Task description :: Rewrite the data below with every occurrence of "volume-bar" swapped for "volume-column", keeping all other characters and lines unchanged.

Records ::
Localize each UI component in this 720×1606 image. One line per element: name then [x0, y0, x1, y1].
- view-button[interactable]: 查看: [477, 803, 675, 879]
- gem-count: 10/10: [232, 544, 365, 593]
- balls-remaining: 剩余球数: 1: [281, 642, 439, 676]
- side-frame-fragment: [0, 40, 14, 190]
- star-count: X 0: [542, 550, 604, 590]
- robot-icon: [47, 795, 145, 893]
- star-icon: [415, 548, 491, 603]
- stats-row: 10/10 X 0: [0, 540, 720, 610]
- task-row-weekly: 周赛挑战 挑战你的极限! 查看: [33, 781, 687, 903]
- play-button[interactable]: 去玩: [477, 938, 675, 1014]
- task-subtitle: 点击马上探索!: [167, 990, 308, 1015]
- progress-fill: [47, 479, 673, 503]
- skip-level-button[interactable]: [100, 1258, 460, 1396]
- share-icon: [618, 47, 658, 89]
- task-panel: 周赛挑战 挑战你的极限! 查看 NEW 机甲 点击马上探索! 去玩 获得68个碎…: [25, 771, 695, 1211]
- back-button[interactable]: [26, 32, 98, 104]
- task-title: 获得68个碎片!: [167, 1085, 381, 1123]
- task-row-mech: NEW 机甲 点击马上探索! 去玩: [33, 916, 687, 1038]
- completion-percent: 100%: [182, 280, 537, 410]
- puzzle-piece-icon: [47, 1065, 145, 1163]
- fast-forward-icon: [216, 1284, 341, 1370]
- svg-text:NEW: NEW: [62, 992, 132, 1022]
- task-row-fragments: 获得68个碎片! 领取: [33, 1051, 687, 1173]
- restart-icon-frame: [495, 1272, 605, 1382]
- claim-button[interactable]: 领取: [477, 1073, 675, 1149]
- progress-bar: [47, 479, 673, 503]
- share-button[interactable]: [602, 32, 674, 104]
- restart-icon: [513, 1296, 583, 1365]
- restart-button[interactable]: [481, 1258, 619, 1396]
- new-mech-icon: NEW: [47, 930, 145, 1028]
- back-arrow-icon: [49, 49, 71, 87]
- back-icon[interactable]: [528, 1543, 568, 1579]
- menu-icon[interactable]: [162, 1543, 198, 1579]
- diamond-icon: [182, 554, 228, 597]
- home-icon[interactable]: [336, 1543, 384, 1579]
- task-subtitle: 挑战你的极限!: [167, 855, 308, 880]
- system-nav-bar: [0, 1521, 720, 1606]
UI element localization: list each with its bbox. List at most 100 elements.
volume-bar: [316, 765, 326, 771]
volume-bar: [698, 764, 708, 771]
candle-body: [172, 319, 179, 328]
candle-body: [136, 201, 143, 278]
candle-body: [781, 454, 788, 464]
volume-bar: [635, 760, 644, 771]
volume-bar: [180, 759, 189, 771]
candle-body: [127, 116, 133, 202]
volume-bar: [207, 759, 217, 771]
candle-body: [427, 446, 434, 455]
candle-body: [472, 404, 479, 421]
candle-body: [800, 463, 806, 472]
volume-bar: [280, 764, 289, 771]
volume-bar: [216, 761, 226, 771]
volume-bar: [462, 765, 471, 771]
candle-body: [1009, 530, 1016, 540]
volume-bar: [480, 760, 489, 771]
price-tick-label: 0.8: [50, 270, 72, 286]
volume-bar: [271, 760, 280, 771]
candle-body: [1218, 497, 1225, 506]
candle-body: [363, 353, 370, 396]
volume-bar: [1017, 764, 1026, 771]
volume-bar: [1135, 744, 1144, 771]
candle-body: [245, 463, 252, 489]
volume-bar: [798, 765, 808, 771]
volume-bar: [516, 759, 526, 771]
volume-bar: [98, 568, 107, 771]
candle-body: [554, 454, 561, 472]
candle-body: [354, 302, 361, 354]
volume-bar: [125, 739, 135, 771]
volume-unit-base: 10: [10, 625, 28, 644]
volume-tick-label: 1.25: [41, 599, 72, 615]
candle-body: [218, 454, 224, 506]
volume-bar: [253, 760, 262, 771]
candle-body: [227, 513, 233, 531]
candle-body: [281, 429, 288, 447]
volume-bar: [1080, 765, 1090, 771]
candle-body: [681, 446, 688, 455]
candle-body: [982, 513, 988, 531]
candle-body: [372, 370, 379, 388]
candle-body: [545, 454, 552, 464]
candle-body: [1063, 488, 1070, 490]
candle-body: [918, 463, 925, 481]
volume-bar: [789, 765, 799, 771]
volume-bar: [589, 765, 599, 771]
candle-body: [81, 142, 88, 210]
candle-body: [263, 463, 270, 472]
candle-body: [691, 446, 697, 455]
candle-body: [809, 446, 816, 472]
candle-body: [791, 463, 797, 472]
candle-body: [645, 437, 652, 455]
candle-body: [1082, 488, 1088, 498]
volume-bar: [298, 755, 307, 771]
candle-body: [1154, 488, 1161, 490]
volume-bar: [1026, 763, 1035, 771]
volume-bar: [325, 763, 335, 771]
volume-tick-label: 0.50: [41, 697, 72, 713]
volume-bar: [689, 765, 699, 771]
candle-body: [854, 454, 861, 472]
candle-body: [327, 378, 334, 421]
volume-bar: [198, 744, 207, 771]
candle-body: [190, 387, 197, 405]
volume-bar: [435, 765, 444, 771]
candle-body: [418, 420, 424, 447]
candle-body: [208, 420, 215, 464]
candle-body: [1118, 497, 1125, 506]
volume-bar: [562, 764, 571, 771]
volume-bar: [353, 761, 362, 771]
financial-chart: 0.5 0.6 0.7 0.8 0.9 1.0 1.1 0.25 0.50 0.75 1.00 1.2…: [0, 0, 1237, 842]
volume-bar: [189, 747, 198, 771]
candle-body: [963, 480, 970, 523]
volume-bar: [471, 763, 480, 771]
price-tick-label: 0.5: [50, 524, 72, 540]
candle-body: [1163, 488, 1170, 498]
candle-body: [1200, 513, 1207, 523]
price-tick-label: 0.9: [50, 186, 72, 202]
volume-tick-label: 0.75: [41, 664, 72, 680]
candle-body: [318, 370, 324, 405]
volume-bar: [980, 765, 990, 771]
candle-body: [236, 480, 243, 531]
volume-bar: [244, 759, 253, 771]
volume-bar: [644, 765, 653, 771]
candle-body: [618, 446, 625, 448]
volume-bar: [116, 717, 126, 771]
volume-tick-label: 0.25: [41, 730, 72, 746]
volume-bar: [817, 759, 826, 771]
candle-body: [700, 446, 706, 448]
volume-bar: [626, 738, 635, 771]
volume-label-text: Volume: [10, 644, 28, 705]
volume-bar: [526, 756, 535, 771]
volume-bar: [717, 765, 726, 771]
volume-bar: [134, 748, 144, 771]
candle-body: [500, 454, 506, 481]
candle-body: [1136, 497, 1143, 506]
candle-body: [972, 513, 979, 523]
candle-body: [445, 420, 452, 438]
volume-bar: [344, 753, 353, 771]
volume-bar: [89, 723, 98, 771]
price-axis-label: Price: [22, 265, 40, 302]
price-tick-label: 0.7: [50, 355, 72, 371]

Exercise response ::
Localize each UI component in this 720×1606 image. One line per element: name then [x0, y0, x1, y1].
- view-button[interactable]: 查看: [477, 803, 675, 879]
- gem-count: 10/10: [232, 544, 365, 593]
- balls-remaining: 剩余球数: 1: [281, 642, 439, 676]
- side-frame-fragment: [0, 40, 14, 190]
- star-count: X 0: [542, 550, 604, 590]
- robot-icon: [47, 795, 145, 893]
- star-icon: [415, 548, 491, 603]
- stats-row: 10/10 X 0: [0, 540, 720, 610]
- task-row-weekly: 周赛挑战 挑战你的极限! 查看: [33, 781, 687, 903]
- play-button[interactable]: 去玩: [477, 938, 675, 1014]
- task-subtitle: 点击马上探索!: [167, 990, 308, 1015]
- progress-fill: [47, 479, 673, 503]
- skip-level-button[interactable]: [100, 1258, 460, 1396]
- share-icon: [618, 47, 658, 89]
- task-panel: 周赛挑战 挑战你的极限! 查看 NEW 机甲 点击马上探索! 去玩 获得68个碎…: [25, 771, 695, 1211]
- back-button[interactable]: [26, 32, 98, 104]
- task-title: 获得68个碎片!: [167, 1085, 381, 1123]
- task-row-mech: NEW 机甲 点击马上探索! 去玩: [33, 916, 687, 1038]
- completion-percent: 100%: [182, 280, 537, 410]
- puzzle-piece-icon: [47, 1065, 145, 1163]
- fast-forward-icon: [216, 1284, 341, 1370]
- svg-text:NEW: NEW: [62, 992, 132, 1022]
- task-row-fragments: 获得68个碎片! 领取: [33, 1051, 687, 1173]
- restart-icon-frame: [495, 1272, 605, 1382]
- claim-button[interactable]: 领取: [477, 1073, 675, 1149]
- progress-bar: [47, 479, 673, 503]
- share-button[interactable]: [602, 32, 674, 104]
- restart-icon: [513, 1296, 583, 1365]
- restart-button[interactable]: [481, 1258, 619, 1396]
- new-mech-icon: NEW: [47, 930, 145, 1028]
- back-arrow-icon: [49, 49, 71, 87]
- back-icon[interactable]: [528, 1543, 568, 1579]
- menu-icon[interactable]: [162, 1543, 198, 1579]
- diamond-icon: [182, 554, 228, 597]
- home-icon[interactable]: [336, 1543, 384, 1579]
- task-subtitle: 挑战你的极限!: [167, 855, 308, 880]
- system-nav-bar: [0, 1521, 720, 1606]
UI element localization: list each with its bbox. List at most 100 elements.
volume-column: [316, 765, 326, 771]
volume-column: [698, 764, 708, 771]
candle-body: [172, 319, 179, 328]
candle-body: [136, 201, 143, 278]
candle-body: [781, 454, 788, 464]
volume-column: [635, 760, 644, 771]
volume-column: [180, 759, 189, 771]
candle-body: [127, 116, 133, 202]
volume-column: [207, 759, 217, 771]
candle-body: [427, 446, 434, 455]
candle-body: [472, 404, 479, 421]
candle-body: [800, 463, 806, 472]
volume-column: [280, 764, 289, 771]
volume-column: [216, 761, 226, 771]
volume-column: [462, 765, 471, 771]
candle-body: [1009, 530, 1016, 540]
volume-column: [480, 760, 489, 771]
price-tick-label: 0.8: [50, 270, 72, 286]
volume-column: [271, 760, 280, 771]
candle-body: [1218, 497, 1225, 506]
candle-body: [363, 353, 370, 396]
volume-column: [1017, 764, 1026, 771]
volume-column: [1135, 744, 1144, 771]
candle-body: [245, 463, 252, 489]
volume-column: [798, 765, 808, 771]
volume-column: [516, 759, 526, 771]
volume-column: [98, 568, 107, 771]
candle-body: [554, 454, 561, 472]
candle-body: [354, 302, 361, 354]
volume-column: [125, 739, 135, 771]
volume-unit-base: 10: [10, 625, 28, 644]
volume-tick-label: 1.25: [41, 599, 72, 615]
candle-body: [218, 454, 224, 506]
volume-column: [253, 760, 262, 771]
candle-body: [227, 513, 233, 531]
candle-body: [281, 429, 288, 447]
volume-column: [1080, 765, 1090, 771]
candle-body: [681, 446, 688, 455]
candle-body: [982, 513, 988, 531]
candle-body: [372, 370, 379, 388]
candle-body: [545, 454, 552, 464]
candle-body: [1063, 488, 1070, 490]
candle-body: [918, 463, 925, 481]
volume-column: [789, 765, 799, 771]
volume-column: [589, 765, 599, 771]
candle-body: [81, 142, 88, 210]
candle-body: [263, 463, 270, 472]
candle-body: [691, 446, 697, 455]
candle-body: [809, 446, 816, 472]
candle-body: [791, 463, 797, 472]
candle-body: [645, 437, 652, 455]
candle-body: [1082, 488, 1088, 498]
volume-column: [298, 755, 307, 771]
candle-body: [1154, 488, 1161, 490]
volume-column: [1026, 763, 1035, 771]
volume-column: [325, 763, 335, 771]
volume-tick-label: 0.50: [41, 697, 72, 713]
volume-column: [689, 765, 699, 771]
candle-body: [854, 454, 861, 472]
candle-body: [327, 378, 334, 421]
volume-column: [198, 744, 207, 771]
candle-body: [190, 387, 197, 405]
volume-column: [435, 765, 444, 771]
candle-body: [418, 420, 424, 447]
candle-body: [208, 420, 215, 464]
candle-body: [1118, 497, 1125, 506]
volume-column: [562, 764, 571, 771]
volume-column: [353, 761, 362, 771]
financial-chart: 0.5 0.6 0.7 0.8 0.9 1.0 1.1 0.25 0.50 0.75 1.00 1.2…: [0, 0, 1237, 842]
volume-column: [189, 747, 198, 771]
candle-body: [963, 480, 970, 523]
volume-column: [471, 763, 480, 771]
price-tick-label: 0.5: [50, 524, 72, 540]
candle-body: [1163, 488, 1170, 498]
candle-body: [1200, 513, 1207, 523]
price-tick-label: 0.9: [50, 186, 72, 202]
volume-tick-label: 0.75: [41, 664, 72, 680]
candle-body: [318, 370, 324, 405]
volume-column: [980, 765, 990, 771]
candle-body: [236, 480, 243, 531]
volume-column: [244, 759, 253, 771]
volume-column: [644, 765, 653, 771]
candle-body: [618, 446, 625, 448]
volume-column: [116, 717, 126, 771]
volume-tick-label: 0.25: [41, 730, 72, 746]
volume-column: [817, 759, 826, 771]
candle-body: [700, 446, 706, 448]
volume-column: [626, 738, 635, 771]
volume-label-text: Volume: [10, 644, 28, 705]
volume-column: [526, 756, 535, 771]
volume-column: [717, 765, 726, 771]
volume-column: [134, 748, 144, 771]
candle-body: [500, 454, 506, 481]
candle-body: [1136, 497, 1143, 506]
candle-body: [972, 513, 979, 523]
candle-body: [445, 420, 452, 438]
volume-column: [344, 753, 353, 771]
volume-column: [89, 723, 98, 771]
price-axis-label: Price: [22, 265, 40, 302]
price-tick-label: 0.7: [50, 355, 72, 371]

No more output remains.